■ SHORT TASK
Entries follow. Set all of them down as they stand.

[BEGIN STORED DATA]

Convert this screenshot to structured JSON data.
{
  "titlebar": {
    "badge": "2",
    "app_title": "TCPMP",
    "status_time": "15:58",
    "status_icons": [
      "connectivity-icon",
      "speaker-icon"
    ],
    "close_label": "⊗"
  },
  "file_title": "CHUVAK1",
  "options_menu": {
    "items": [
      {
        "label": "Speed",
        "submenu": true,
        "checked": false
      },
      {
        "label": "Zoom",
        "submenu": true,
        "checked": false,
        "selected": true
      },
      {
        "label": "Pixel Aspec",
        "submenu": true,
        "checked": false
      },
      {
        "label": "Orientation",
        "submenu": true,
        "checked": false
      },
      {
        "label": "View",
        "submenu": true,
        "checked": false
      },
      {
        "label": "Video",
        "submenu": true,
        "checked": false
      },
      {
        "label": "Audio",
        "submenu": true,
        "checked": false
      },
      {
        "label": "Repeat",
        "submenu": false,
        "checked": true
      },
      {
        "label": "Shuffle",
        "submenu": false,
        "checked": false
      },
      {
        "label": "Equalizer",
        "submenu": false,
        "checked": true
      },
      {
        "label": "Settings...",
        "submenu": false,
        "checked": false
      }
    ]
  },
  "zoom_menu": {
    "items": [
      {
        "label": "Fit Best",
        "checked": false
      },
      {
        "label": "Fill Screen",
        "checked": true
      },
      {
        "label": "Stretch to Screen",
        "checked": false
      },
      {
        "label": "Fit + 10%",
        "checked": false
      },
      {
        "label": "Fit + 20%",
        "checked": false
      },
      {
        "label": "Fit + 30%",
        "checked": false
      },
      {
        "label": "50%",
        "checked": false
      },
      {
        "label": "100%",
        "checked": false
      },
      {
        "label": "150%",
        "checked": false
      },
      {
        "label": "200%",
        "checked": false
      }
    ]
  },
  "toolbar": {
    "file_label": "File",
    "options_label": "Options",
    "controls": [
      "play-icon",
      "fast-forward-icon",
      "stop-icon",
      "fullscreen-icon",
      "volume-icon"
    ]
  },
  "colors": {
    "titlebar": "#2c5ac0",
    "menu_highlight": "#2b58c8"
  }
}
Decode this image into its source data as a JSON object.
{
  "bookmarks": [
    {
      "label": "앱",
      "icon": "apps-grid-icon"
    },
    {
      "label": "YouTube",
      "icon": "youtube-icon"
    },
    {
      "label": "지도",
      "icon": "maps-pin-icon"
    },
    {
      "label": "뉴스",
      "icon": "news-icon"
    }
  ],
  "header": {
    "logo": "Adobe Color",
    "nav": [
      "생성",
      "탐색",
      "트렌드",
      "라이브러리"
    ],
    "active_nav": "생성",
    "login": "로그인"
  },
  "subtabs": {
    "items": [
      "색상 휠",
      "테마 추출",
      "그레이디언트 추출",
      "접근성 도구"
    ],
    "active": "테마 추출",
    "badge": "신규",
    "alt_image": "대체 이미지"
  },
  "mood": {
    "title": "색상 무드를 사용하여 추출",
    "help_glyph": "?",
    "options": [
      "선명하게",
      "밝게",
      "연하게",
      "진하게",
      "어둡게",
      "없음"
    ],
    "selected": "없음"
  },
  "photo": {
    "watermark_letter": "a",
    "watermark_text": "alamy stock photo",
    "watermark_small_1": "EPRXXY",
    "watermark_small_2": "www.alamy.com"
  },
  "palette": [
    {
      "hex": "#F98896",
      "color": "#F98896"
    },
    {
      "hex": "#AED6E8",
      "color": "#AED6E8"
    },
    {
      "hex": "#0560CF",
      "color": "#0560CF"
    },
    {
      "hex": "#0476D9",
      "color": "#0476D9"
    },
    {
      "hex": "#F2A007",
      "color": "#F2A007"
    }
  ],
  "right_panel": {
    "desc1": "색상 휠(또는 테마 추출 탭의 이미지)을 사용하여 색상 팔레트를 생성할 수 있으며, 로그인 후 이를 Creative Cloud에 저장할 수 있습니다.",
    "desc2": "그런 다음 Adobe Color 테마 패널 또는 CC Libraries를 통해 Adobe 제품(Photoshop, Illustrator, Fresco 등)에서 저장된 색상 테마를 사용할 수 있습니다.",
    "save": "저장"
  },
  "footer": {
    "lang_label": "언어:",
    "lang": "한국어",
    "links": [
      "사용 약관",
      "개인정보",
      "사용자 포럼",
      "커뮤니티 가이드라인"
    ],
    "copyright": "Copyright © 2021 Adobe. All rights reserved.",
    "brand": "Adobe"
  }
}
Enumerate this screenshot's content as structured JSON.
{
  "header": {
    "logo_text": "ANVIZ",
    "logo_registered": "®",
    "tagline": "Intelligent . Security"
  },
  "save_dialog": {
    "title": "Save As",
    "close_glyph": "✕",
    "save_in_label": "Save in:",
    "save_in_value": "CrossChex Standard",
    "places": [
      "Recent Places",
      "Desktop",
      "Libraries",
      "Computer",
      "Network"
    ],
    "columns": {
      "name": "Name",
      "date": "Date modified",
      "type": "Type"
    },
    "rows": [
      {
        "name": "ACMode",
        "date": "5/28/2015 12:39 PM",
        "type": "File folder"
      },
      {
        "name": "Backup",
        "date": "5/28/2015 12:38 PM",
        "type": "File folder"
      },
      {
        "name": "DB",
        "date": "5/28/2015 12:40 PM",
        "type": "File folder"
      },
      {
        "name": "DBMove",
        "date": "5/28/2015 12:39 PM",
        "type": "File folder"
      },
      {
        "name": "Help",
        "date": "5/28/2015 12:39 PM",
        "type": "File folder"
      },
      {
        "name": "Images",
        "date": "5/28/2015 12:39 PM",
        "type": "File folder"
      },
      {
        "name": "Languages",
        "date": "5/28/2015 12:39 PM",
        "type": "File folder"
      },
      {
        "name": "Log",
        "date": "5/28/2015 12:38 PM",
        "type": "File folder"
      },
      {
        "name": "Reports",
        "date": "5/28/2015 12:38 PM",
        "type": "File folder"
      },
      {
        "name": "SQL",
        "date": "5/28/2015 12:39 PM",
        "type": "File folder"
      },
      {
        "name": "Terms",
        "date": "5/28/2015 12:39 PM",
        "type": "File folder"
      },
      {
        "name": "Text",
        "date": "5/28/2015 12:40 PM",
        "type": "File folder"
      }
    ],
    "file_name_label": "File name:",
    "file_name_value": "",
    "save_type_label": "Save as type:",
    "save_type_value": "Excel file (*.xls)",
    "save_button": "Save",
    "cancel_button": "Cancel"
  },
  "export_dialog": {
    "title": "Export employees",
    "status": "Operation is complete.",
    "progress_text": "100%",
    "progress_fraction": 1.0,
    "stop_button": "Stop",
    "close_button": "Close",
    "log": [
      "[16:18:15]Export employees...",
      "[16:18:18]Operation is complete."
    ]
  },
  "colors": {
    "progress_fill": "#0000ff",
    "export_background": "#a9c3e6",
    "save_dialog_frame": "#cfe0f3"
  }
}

[END STORED DATA]

■ TASK ANSWER
Convert this screenshot to structured JSON data.
{
  "titlebar": {
    "badge": "2",
    "app_title": "TCPMP",
    "status_time": "15:58",
    "status_icons": [
      "connectivity-icon",
      "speaker-icon"
    ],
    "close_label": "⊗"
  },
  "file_title": "CHUVAK1",
  "options_menu": {
    "items": [
      {
        "label": "Speed",
        "submenu": true,
        "checked": false
      },
      {
        "label": "Zoom",
        "submenu": true,
        "checked": false,
        "selected": true
      },
      {
        "label": "Pixel Aspec",
        "submenu": true,
        "checked": false
      },
      {
        "label": "Orientation",
        "submenu": true,
        "checked": false
      },
      {
        "label": "View",
        "submenu": true,
        "checked": false
      },
      {
        "label": "Video",
        "submenu": true,
        "checked": false
      },
      {
        "label": "Audio",
        "submenu": true,
        "checked": false
      },
      {
        "label": "Repeat",
        "submenu": false,
        "checked": true
      },
      {
        "label": "Shuffle",
        "submenu": false,
        "checked": false
      },
      {
        "label": "Equalizer",
        "submenu": false,
        "checked": true
      },
      {
        "label": "Settings...",
        "submenu": false,
        "checked": false
      }
    ]
  },
  "zoom_menu": {
    "items": [
      {
        "label": "Fit Best",
        "checked": false
      },
      {
        "label": "Fill Screen",
        "checked": true
      },
      {
        "label": "Stretch to Screen",
        "checked": false
      },
      {
        "label": "Fit + 10%",
        "checked": false
      },
      {
        "label": "Fit + 20%",
        "checked": false
      },
      {
        "label": "Fit + 30%",
        "checked": false
      },
      {
        "label": "50%",
        "checked": false
      },
      {
        "label": "100%",
        "checked": false
      },
      {
        "label": "150%",
        "checked": false
      },
      {
        "label": "200%",
        "checked": false
      }
    ]
  },
  "toolbar": {
    "file_label": "File",
    "options_label": "Options",
    "controls": [
      "play-icon",
      "fast-forward-icon",
      "stop-icon",
      "fullscreen-icon",
      "volume-icon"
    ]
  },
  "colors": {
    "titlebar": "#2c5ac0",
    "menu_highlight": "#2b58c8"
  }
}
Decode this image into its source data as a JSON object.
{
  "bookmarks": [
    {
      "label": "앱",
      "icon": "apps-grid-icon"
    },
    {
      "label": "YouTube",
      "icon": "youtube-icon"
    },
    {
      "label": "지도",
      "icon": "maps-pin-icon"
    },
    {
      "label": "뉴스",
      "icon": "news-icon"
    }
  ],
  "header": {
    "logo": "Adobe Color",
    "nav": [
      "생성",
      "탐색",
      "트렌드",
      "라이브러리"
    ],
    "active_nav": "생성",
    "login": "로그인"
  },
  "subtabs": {
    "items": [
      "색상 휠",
      "테마 추출",
      "그레이디언트 추출",
      "접근성 도구"
    ],
    "active": "테마 추출",
    "badge": "신규",
    "alt_image": "대체 이미지"
  },
  "mood": {
    "title": "색상 무드를 사용하여 추출",
    "help_glyph": "?",
    "options": [
      "선명하게",
      "밝게",
      "연하게",
      "진하게",
      "어둡게",
      "없음"
    ],
    "selected": "없음"
  },
  "photo": {
    "watermark_letter": "a",
    "watermark_text": "alamy stock photo",
    "watermark_small_1": "EPRXXY",
    "watermark_small_2": "www.alamy.com"
  },
  "palette": [
    {
      "hex": "#F98896",
      "color": "#F98896"
    },
    {
      "hex": "#AED6E8",
      "color": "#AED6E8"
    },
    {
      "hex": "#0560CF",
      "color": "#0560CF"
    },
    {
      "hex": "#0476D9",
      "color": "#0476D9"
    },
    {
      "hex": "#F2A007",
      "color": "#F2A007"
    }
  ],
  "right_panel": {
    "desc1": "색상 휠(또는 테마 추출 탭의 이미지)을 사용하여 색상 팔레트를 생성할 수 있으며, 로그인 후 이를 Creative Cloud에 저장할 수 있습니다.",
    "desc2": "그런 다음 Adobe Color 테마 패널 또는 CC Libraries를 통해 Adobe 제품(Photoshop, Illustrator, Fresco 등)에서 저장된 색상 테마를 사용할 수 있습니다.",
    "save": "저장"
  },
  "footer": {
    "lang_label": "언어:",
    "lang": "한국어",
    "links": [
      "사용 약관",
      "개인정보",
      "사용자 포럼",
      "커뮤니티 가이드라인"
    ],
    "copyright": "Copyright © 2021 Adobe. All rights reserved.",
    "brand": "Adobe"
  }
}
Enumerate this screenshot's content as structured JSON.
{
  "header": {
    "logo_text": "ANVIZ",
    "logo_registered": "®",
    "tagline": "Intelligent . Security"
  },
  "save_dialog": {
    "title": "Save As",
    "close_glyph": "✕",
    "save_in_label": "Save in:",
    "save_in_value": "CrossChex Standard",
    "places": [
      "Recent Places",
      "Desktop",
      "Libraries",
      "Computer",
      "Network"
    ],
    "columns": {
      "name": "Name",
      "date": "Date modified",
      "type": "Type"
    },
    "rows": [
      {
        "name": "ACMode",
        "date": "5/28/2015 12:39 PM",
        "type": "File folder"
      },
      {
        "name": "Backup",
        "date": "5/28/2015 12:38 PM",
        "type": "File folder"
      },
      {
        "name": "DB",
        "date": "5/28/2015 12:40 PM",
        "type": "File folder"
      },
      {
        "name": "DBMove",
        "date": "5/28/2015 12:39 PM",
        "type": "File folder"
      },
      {
        "name": "Help",
        "date": "5/28/2015 12:39 PM",
        "type": "File folder"
      },
      {
        "name": "Images",
        "date": "5/28/2015 12:39 PM",
        "type": "File folder"
      },
      {
        "name": "Languages",
        "date": "5/28/2015 12:39 PM",
        "type": "File folder"
      },
      {
        "name": "Log",
        "date": "5/28/2015 12:38 PM",
        "type": "File folder"
      },
      {
        "name": "Reports",
        "date": "5/28/2015 12:38 PM",
        "type": "File folder"
      },
      {
        "name": "SQL",
        "date": "5/28/2015 12:39 PM",
        "type": "File folder"
      },
      {
        "name": "Terms",
        "date": "5/28/2015 12:39 PM",
        "type": "File folder"
      },
      {
        "name": "Text",
        "date": "5/28/2015 12:40 PM",
        "type": "File folder"
      }
    ],
    "file_name_label": "File name:",
    "file_name_value": "",
    "save_type_label": "Save as type:",
    "save_type_value": "Excel file (*.xls)",
    "save_button": "Save",
    "cancel_button": "Cancel"
  },
  "export_dialog": {
    "title": "Export employees",
    "status": "Operation is complete.",
    "progress_text": "100%",
    "progress_fraction": 1.0,
    "stop_button": "Stop",
    "close_button": "Close",
    "log": [
      "[16:18:15]Export employees...",
      "[16:18:18]Operation is complete."
    ]
  },
  "colors": {
    "progress_fill": "#0000ff",
    "export_background": "#a9c3e6",
    "save_dialog_frame": "#cfe0f3"
  }
}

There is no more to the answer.